_What the task requires_
All the data must come back unchanged, except that pictures are left out.

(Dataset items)
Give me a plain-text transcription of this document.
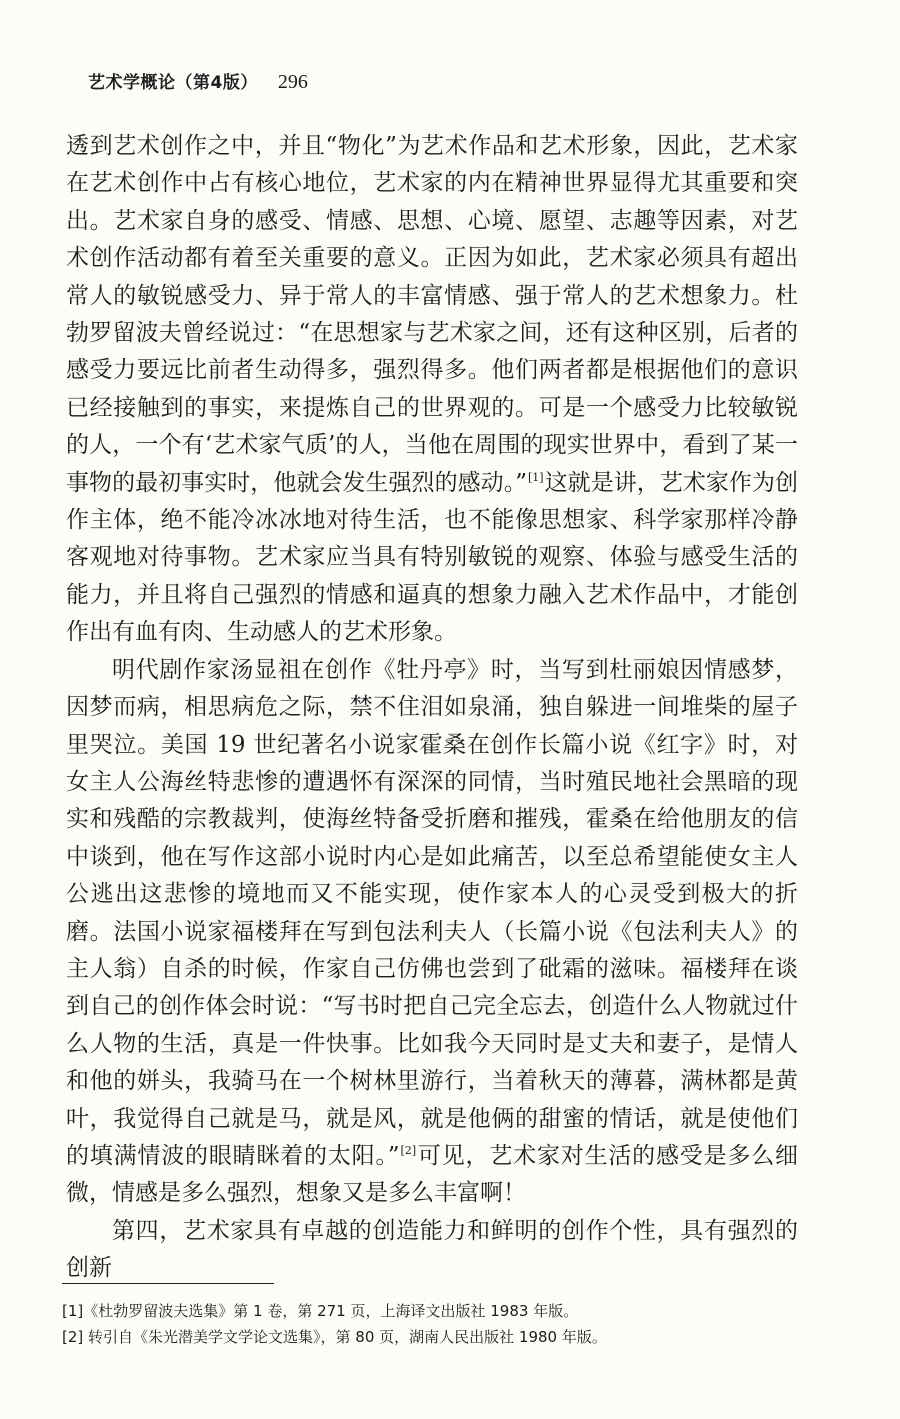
艺术学概论（第4版） 296

透到艺术创作之中，并且“物化”为艺术作品和艺术形象，因此，艺术家在艺术创作中占有核心地位，艺术家的内在精神世界显得尤其重要和突出。艺术家自身的感受、情感、思想、心境、愿望、志趣等因素，对艺术创作活动都有着至关重要的意义。正因为如此，艺术家必须具有超出常人的敏锐感受力、异于常人的丰富情感、强于常人的艺术想象力。杜勃罗留波夫曾经说过：“在思想家与艺术家之间，还有这种区别，后者的感受力要远比前者生动得多，强烈得多。他们两者都是根据他们的意识已经接触到的事实，来提炼自己的世界观的。可是一个感受力比较敏锐的人，一个有‘艺术家气质’的人，当他在周围的现实世界中，看到了某一事物的最初事实时，他就会发生强烈的感动。”[1]这就是讲，艺术家作为创作主体，绝不能冷冰冰地对待生活，也不能像思想家、科学家那样冷静客观地对待事物。艺术家应当具有特别敏锐的观察、体验与感受生活的能力，并且将自己强烈的情感和逼真的想象力融入艺术作品中，才能创作出有血有肉、生动感人的艺术形象。

明代剧作家汤显祖在创作《牡丹亭》时，当写到杜丽娘因情感梦，因梦而病，相思病危之际，禁不住泪如泉涌，独自躲进一间堆柴的屋子里哭泣。美国 19 世纪著名小说家霍桑在创作长篇小说《红字》时，对女主人公海丝特悲惨的遭遇怀有深深的同情，当时殖民地社会黑暗的现实和残酷的宗教裁判，使海丝特备受折磨和摧残，霍桑在给他朋友的信中谈到，他在写作这部小说时内心是如此痛苦，以至总希望能使女主人公逃出这悲惨的境地而又不能实现，使作家本人的心灵受到极大的折磨。法国小说家福楼拜在写到包法利夫人（长篇小说《包法利夫人》的主人翁）自杀的时候，作家自己仿佛也尝到了砒霜的滋味。福楼拜在谈到自己的创作体会时说：“写书时把自己完全忘去，创造什么人物就过什么人物的生活，真是一件快事。比如我今天同时是丈夫和妻子，是情人和他的姘头，我骑马在一个树林里游行，当着秋天的薄暮，满林都是黄叶，我觉得自己就是马，就是风，就是他俩的甜蜜的情话，就是使他们的填满情波的眼睛眯着的太阳。”[2]可见，艺术家对生活的感受是多么细微，情感是多么强烈，想象又是多么丰富啊！

第四，艺术家具有卓越的创造能力和鲜明的创作个性，具有强烈的创新

[1]《杜勃罗留波夫选集》第 1 卷，第 271 页，上海译文出版社 1983 年版。
[2] 转引自《朱光潜美学文学论文选集》，第 80 页，湖南人民出版社 1980 年版。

_Response to this exercise_
Give me a plain-text transcription of this document.
艺术学概论（第4版） 296

透到艺术创作之中，并且“物化”为艺术作品和艺术形象，因此，艺术家在艺术创作中占有核心地位，艺术家的内在精神世界显得尤其重要和突出。艺术家自身的感受、情感、思想、心境、愿望、志趣等因素，对艺术创作活动都有着至关重要的意义。正因为如此，艺术家必须具有超出常人的敏锐感受力、异于常人的丰富情感、强于常人的艺术想象力。杜勃罗留波夫曾经说过：“在思想家与艺术家之间，还有这种区别，后者的感受力要远比前者生动得多，强烈得多。他们两者都是根据他们的意识已经接触到的事实，来提炼自己的世界观的。可是一个感受力比较敏锐的人，一个有‘艺术家气质’的人，当他在周围的现实世界中，看到了某一事物的最初事实时，他就会发生强烈的感动。”[1]这就是讲，艺术家作为创作主体，绝不能冷冰冰地对待生活，也不能像思想家、科学家那样冷静客观地对待事物。艺术家应当具有特别敏锐的观察、体验与感受生活的能力，并且将自己强烈的情感和逼真的想象力融入艺术作品中，才能创作出有血有肉、生动感人的艺术形象。

明代剧作家汤显祖在创作《牡丹亭》时，当写到杜丽娘因情感梦，因梦而病，相思病危之际，禁不住泪如泉涌，独自躲进一间堆柴的屋子里哭泣。美国 19 世纪著名小说家霍桑在创作长篇小说《红字》时，对女主人公海丝特悲惨的遭遇怀有深深的同情，当时殖民地社会黑暗的现实和残酷的宗教裁判，使海丝特备受折磨和摧残，霍桑在给他朋友的信中谈到，他在写作这部小说时内心是如此痛苦，以至总希望能使女主人公逃出这悲惨的境地而又不能实现，使作家本人的心灵受到极大的折磨。法国小说家福楼拜在写到包法利夫人（长篇小说《包法利夫人》的主人翁）自杀的时候，作家自己仿佛也尝到了砒霜的滋味。福楼拜在谈到自己的创作体会时说：“写书时把自己完全忘去，创造什么人物就过什么人物的生活，真是一件快事。比如我今天同时是丈夫和妻子，是情人和他的姘头，我骑马在一个树林里游行，当着秋天的薄暮，满林都是黄叶，我觉得自己就是马，就是风，就是他俩的甜蜜的情话，就是使他们的填满情波的眼睛眯着的太阳。”[2]可见，艺术家对生活的感受是多么细微，情感是多么强烈，想象又是多么丰富啊！

第四，艺术家具有卓越的创造能力和鲜明的创作个性，具有强烈的创新

[1]《杜勃罗留波夫选集》第 1 卷，第 271 页，上海译文出版社 1983 年版。
[2] 转引自《朱光潜美学文学论文选集》，第 80 页，湖南人民出版社 1980 年版。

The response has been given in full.